● THINGS TO DO:
(1) In the Liquid Gender text below, between which dates did the exhibition take place?
(2) List the kinds of work that, according to the Liquid Gender text, the Sainsbury Centre presented.
(3) Pick up the Liquid Gender text after its last sentence and write a continuation.

Liquid Gender
This exhibition took place from 17 February to 4 August 2024
In an exploration of the relationship between gender expression and identity, with a focus on pre-colonial traditions, the Sainsbury Centre presented works by a myriad of internationally acclaimed artists, including new work, UK premieres and new acquisitions.
New Orleans-born Rashaad Newsome (b.1979), whose multi-disciplinary work explores Black and Queer space in art history, presented a new collection of collages that looked to the cultural traditions of the past, the social complexities of the present, and the possibilities of the future. Using objects from the Sainsbury Centre’s collection, the collages were utilised as part of a visual dialogue with African sculptures and masks that positioned them as older forms of technology.
Newsome had also been commissioned to make a new holographic work titled In the Absence of Evidence, We Create Stories (2024), which was added to the exhibition during its run. This new piece transformed various objects from Africa in the Sainsbury Centre’s collection into futuristic cyborgs that poetically spoke about their past, present, and future.

● MATERIAL PROVIDED:
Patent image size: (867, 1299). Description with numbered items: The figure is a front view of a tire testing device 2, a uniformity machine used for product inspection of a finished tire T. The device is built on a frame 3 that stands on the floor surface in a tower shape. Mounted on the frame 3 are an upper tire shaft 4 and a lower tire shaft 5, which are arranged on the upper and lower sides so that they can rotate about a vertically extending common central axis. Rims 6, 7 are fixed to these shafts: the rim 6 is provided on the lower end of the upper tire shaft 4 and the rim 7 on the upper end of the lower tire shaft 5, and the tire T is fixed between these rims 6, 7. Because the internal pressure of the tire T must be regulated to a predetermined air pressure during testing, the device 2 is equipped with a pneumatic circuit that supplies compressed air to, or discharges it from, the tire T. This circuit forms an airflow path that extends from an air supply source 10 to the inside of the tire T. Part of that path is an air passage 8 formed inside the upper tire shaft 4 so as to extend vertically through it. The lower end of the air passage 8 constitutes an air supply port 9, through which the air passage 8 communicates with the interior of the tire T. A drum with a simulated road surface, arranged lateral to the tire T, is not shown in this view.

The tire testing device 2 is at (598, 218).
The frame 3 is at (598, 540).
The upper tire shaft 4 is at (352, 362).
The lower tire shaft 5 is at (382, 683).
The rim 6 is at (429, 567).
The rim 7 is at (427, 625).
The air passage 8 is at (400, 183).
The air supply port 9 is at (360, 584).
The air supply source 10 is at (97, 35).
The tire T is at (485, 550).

● IN RESPONSE:
(1) From 17 February to 4 August 2024.

(2) New work, UK premieres, and new acquisitions.

(3)
In a UK premiere, American artist Martine Gutierrez (b.1989) showcased her Demons (2018) series in its entirety which depicts the artist as a deity from Aztec, Maya and Yorùbá traditions. Part of her ‘Indigenous Woman’ publication, a 146-page art magazine inspired by glossy magazines, the images were infused with androgynous characteristics.
Afro-indigenous photographer Laryssa Machada (b.1993) and Indigenous creative Antônio Vital Neto Pankararu (b.1997) documented queer Indigenous identities in the Brazilian Northeast in Origem (2020), a series of photographic portraits overlaid with Indigenous motifs accessible through an augmented reality (AR) application designed by pioneering Bolivian digital artist Lucia Grossberger Morales (b. 1952). The result of a research project at the University of Leeds, it drew on centuries of both visibility and oppression of queer people in Brazil.
When artist Leilah Babirye (b.1985) sought asylum in the US after being publicly outed in her native Uganda, she saw drag queens for the first time, which inspired a series of vibrant works on paper. A group of these titled Kuchu Ndagamuntu (Queer Identity Card) (2021), which depicted the many faces and identities of her ambiguously gendered subjects was presented. One of these works has also now been acquired by the Sainsbury Centre – thanks to funding from the Art Fund’s New Collecting Award – and will join the permanent collection.
This exhibition was part of our 2024 What Is Truth? Season
Image: Martine Gutierrez, Queer Rage, Imagine Life-Size, and I’m Tyra, p66-67 from Indigenous Woman, 2018. © Martine Gutierrez; Courtesy of the artist and RYAN LEE Gallery, New York
Images below: Installation shots. Photo by Kate Wolstenholme.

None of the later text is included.